→ Exercise requirements
Identify each line below that contains the word "опции", and copy it out.

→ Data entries
*****

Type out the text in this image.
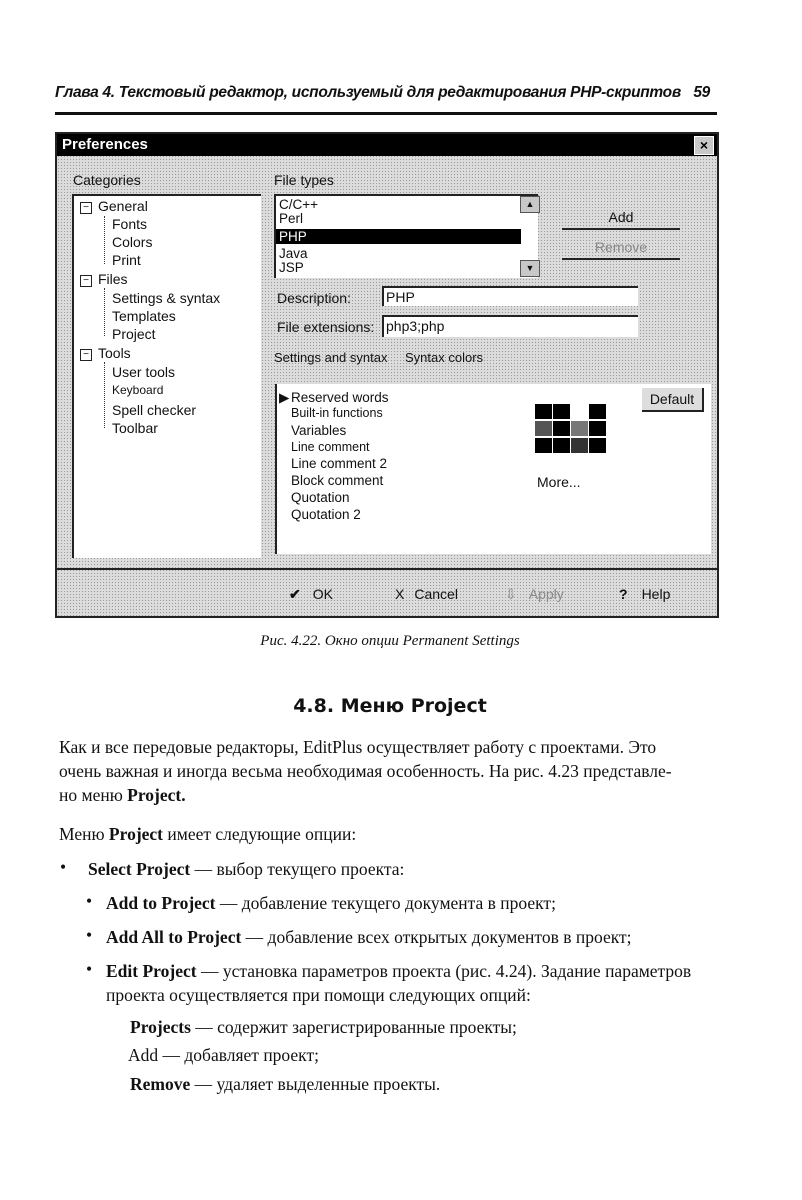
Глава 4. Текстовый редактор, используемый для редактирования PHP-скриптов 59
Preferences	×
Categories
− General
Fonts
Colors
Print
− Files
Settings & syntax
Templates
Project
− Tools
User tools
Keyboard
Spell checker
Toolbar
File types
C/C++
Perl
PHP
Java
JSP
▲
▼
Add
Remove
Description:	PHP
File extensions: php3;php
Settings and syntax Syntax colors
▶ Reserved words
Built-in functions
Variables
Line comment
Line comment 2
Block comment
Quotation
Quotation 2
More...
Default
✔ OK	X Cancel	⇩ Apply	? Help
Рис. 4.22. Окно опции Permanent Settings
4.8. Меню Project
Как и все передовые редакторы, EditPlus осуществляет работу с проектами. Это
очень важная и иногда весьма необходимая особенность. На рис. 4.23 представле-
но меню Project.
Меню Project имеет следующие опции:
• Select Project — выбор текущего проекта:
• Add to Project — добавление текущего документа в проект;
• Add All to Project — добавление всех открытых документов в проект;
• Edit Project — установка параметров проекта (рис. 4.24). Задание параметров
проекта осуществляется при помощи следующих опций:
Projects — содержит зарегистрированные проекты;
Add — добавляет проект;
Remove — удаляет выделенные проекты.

*****

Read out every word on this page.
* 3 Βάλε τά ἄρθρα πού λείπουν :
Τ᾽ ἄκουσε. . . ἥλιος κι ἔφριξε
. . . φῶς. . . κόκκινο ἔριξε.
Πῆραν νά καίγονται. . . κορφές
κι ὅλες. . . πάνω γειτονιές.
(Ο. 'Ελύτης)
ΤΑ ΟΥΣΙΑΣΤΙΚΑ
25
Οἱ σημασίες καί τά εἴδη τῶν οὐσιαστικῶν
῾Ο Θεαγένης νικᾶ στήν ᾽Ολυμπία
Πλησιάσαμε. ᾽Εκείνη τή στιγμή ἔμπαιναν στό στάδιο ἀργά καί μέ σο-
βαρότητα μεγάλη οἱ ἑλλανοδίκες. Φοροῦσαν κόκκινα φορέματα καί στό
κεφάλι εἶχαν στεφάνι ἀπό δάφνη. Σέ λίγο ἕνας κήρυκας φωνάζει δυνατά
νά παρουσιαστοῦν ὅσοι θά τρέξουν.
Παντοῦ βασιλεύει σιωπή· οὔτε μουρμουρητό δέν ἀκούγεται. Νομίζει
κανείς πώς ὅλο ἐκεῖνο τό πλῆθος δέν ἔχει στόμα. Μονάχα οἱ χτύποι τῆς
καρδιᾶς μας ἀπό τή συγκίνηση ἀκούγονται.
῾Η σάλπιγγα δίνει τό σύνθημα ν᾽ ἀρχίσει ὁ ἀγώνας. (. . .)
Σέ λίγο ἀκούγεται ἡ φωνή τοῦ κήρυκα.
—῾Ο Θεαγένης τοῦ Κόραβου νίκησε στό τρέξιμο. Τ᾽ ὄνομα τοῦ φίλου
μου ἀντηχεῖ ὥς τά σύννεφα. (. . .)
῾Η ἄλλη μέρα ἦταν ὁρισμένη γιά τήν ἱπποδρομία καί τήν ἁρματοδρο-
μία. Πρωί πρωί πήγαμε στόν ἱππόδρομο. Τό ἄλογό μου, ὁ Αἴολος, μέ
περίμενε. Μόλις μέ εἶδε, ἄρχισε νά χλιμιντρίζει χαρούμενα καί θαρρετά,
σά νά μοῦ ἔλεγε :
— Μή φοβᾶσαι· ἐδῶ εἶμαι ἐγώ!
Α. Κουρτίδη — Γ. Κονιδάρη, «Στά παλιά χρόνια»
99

*****

→ The result
Рис. 4.22. Окно опции Permanent Settings
Меню Project имеет следующие опции:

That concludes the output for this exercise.